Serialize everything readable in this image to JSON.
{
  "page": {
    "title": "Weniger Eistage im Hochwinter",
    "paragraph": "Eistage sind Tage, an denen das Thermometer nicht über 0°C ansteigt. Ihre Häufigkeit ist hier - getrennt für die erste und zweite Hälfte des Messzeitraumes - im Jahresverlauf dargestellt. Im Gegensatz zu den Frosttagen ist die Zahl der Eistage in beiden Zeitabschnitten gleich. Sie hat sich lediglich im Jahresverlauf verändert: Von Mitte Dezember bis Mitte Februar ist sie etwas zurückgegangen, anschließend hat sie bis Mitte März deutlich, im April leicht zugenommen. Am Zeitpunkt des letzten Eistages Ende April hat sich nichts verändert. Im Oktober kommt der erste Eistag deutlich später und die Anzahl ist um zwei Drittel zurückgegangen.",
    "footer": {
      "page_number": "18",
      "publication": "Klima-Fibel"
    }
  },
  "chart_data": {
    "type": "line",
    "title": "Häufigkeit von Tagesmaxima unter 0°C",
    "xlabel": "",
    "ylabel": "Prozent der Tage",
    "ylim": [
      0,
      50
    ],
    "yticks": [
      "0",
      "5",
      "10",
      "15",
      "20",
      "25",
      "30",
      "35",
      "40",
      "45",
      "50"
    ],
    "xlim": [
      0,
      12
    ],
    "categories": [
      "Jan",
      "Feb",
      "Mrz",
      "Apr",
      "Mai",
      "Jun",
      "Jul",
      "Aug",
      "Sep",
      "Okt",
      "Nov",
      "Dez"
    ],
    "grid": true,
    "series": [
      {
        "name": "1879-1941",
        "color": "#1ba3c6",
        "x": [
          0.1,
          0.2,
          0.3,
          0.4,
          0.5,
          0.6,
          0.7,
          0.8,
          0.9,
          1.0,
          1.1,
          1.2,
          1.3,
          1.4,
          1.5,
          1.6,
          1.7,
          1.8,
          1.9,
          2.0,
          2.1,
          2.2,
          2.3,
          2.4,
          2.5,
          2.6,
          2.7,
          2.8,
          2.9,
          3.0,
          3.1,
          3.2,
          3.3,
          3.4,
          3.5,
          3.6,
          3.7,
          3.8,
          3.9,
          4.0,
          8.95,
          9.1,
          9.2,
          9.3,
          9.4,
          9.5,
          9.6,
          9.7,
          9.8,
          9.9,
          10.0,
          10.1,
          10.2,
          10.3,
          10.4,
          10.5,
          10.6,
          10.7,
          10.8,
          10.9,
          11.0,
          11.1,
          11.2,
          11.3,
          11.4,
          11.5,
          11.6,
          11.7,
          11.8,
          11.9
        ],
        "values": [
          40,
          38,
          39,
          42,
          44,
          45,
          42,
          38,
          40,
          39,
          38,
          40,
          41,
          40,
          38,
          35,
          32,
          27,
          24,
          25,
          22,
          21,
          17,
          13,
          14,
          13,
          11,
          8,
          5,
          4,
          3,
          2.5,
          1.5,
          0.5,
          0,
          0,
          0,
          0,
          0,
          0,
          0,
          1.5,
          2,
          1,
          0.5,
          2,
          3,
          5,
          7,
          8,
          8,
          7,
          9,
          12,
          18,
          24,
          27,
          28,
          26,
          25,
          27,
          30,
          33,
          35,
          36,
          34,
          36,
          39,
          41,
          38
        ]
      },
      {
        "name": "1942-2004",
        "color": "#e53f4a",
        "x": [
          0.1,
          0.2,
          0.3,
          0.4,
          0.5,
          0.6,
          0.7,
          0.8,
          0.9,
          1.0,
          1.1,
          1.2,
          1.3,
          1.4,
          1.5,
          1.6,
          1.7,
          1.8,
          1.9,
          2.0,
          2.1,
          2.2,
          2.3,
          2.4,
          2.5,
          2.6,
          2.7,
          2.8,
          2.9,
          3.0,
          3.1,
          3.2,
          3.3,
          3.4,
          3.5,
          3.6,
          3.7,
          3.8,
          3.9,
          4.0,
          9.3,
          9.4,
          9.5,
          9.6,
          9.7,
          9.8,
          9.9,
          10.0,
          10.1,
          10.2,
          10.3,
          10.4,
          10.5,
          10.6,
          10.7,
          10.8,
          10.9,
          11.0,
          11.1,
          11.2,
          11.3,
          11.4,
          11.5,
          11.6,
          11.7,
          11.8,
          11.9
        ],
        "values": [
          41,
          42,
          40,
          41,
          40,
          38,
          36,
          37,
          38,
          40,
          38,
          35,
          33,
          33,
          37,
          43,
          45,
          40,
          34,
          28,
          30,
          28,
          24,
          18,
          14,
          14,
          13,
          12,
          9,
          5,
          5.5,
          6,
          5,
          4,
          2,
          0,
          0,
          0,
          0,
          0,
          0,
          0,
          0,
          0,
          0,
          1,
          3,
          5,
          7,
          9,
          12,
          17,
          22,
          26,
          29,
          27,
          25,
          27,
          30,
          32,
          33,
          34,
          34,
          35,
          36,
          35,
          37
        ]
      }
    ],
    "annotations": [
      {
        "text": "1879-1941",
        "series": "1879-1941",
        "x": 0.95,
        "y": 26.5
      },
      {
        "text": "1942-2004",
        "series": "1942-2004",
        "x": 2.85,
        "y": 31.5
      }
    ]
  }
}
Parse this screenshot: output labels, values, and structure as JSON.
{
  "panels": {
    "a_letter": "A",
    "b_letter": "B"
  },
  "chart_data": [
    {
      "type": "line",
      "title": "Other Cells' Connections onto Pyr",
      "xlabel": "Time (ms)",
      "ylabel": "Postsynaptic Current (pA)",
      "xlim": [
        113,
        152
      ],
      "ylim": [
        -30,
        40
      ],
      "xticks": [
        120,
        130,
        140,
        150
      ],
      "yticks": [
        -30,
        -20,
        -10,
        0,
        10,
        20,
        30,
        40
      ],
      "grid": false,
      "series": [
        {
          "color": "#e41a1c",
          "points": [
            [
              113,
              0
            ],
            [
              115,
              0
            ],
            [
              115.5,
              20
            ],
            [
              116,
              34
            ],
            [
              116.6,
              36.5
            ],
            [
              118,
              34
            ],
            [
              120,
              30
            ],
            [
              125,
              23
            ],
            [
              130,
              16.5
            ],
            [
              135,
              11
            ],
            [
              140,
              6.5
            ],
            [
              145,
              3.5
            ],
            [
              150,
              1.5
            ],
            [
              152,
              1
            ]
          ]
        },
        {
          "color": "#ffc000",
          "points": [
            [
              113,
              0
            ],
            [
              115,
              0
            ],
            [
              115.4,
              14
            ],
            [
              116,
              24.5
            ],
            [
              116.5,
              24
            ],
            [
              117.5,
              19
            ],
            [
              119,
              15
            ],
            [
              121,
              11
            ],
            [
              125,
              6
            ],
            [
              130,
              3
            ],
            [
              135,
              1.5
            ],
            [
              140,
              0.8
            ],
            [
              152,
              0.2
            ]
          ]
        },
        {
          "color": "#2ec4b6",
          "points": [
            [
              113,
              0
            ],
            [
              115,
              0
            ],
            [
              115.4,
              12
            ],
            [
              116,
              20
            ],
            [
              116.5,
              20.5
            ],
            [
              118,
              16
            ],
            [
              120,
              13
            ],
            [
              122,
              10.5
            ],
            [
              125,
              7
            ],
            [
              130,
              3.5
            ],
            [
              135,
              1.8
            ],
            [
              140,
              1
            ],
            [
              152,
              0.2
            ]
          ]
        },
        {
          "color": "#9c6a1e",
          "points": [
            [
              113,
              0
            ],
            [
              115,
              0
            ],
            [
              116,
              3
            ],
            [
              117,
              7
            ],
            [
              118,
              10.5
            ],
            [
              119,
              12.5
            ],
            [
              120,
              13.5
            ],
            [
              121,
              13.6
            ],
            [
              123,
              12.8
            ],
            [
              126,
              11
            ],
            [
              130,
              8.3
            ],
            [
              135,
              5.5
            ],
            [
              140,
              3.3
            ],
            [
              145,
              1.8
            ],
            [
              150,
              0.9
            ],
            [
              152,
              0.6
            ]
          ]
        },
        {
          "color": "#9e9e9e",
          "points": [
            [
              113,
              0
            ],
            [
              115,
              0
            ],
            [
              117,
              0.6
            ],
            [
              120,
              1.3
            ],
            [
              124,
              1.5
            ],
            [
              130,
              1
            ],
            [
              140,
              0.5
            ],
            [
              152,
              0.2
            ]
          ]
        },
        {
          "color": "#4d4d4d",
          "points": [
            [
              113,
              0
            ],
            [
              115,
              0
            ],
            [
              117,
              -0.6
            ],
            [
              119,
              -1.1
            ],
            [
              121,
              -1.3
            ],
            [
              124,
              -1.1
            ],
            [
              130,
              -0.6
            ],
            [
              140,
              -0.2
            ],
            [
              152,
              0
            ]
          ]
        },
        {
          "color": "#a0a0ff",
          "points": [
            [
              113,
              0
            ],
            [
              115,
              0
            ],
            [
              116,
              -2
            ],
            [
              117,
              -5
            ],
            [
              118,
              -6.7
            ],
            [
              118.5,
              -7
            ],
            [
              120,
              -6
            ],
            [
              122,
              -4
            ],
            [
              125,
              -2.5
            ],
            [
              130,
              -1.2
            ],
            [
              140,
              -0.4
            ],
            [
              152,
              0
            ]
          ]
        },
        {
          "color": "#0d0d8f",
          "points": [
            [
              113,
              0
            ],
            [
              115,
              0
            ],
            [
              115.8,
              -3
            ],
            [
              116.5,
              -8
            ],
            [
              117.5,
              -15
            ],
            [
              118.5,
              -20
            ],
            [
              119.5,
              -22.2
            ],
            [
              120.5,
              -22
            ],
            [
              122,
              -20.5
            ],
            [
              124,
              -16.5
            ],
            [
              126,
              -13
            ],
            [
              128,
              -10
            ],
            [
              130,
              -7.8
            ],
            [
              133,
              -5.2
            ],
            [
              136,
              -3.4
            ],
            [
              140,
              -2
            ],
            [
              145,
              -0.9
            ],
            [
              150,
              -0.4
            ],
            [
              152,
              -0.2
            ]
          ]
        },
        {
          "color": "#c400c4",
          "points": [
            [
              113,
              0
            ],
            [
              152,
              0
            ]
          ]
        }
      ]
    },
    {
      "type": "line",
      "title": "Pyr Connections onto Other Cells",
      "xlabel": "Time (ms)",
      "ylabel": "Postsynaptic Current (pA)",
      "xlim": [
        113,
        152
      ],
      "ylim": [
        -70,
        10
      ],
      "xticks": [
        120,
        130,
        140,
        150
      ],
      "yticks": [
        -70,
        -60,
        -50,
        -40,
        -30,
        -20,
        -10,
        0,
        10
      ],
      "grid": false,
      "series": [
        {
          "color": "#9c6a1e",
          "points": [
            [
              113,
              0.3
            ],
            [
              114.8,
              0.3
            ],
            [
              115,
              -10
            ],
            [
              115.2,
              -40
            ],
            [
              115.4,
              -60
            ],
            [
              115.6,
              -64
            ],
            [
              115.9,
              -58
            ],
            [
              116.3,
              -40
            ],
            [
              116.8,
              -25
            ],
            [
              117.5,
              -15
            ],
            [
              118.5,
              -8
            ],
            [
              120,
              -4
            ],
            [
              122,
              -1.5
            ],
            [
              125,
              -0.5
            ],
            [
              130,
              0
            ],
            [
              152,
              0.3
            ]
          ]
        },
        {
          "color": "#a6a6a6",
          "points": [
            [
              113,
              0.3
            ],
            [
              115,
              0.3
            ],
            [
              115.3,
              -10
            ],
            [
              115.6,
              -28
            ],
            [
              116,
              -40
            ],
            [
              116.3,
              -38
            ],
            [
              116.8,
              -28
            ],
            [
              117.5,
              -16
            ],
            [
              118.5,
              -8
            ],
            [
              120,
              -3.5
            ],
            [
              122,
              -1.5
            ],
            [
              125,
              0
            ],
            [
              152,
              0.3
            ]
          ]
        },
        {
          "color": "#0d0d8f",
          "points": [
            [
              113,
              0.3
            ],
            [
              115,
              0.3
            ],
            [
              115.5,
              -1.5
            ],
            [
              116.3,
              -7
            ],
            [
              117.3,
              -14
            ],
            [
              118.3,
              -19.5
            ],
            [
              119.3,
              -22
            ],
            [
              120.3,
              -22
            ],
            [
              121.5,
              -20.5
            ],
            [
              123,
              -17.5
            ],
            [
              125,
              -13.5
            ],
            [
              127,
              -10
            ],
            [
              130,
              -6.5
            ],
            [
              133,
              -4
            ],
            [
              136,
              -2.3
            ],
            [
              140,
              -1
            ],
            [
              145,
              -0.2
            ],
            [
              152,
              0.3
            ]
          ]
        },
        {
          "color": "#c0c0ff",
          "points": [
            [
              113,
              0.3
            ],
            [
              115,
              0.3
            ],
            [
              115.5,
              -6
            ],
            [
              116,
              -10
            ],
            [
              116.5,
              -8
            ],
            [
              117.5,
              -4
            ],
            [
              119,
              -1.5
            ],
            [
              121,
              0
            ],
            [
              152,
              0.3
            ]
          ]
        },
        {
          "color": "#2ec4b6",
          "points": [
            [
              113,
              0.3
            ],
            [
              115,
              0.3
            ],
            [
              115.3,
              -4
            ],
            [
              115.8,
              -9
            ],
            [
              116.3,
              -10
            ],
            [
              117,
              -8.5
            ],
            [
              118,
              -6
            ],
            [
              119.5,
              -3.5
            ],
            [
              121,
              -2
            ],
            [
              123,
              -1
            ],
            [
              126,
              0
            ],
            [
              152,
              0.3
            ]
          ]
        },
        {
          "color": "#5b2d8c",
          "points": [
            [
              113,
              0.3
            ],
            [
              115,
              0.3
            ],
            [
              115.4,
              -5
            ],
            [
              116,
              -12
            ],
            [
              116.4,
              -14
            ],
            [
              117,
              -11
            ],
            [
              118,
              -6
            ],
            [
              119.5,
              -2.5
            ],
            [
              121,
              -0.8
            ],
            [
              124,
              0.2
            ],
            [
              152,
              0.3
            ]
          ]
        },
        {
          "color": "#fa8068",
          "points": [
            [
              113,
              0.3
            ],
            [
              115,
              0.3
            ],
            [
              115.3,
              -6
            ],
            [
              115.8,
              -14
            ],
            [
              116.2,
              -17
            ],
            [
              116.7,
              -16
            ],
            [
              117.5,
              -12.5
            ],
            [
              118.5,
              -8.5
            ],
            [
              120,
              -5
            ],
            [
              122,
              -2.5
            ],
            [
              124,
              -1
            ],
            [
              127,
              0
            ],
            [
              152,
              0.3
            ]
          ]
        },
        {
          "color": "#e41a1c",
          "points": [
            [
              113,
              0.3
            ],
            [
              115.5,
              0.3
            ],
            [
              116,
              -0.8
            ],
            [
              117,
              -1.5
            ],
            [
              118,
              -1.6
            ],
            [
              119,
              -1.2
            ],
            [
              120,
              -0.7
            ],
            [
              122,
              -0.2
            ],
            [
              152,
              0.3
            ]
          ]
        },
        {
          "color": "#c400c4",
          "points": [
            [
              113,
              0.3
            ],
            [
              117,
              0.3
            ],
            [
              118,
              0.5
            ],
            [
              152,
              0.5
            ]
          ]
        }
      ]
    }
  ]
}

◆ WHAT NEEDS TO BE DONE
Which lines above contain "title"? Show each of them.

◆ EXERCISE SOLUTION
    "title": "Weniger Eistage im Hochwinter",
    "title": "Häufigkeit von Tagesmaxima unter 0°C",
      "title": "Other Cells' Connections onto Pyr",
      "title": "Pyr Connections onto Other Cells",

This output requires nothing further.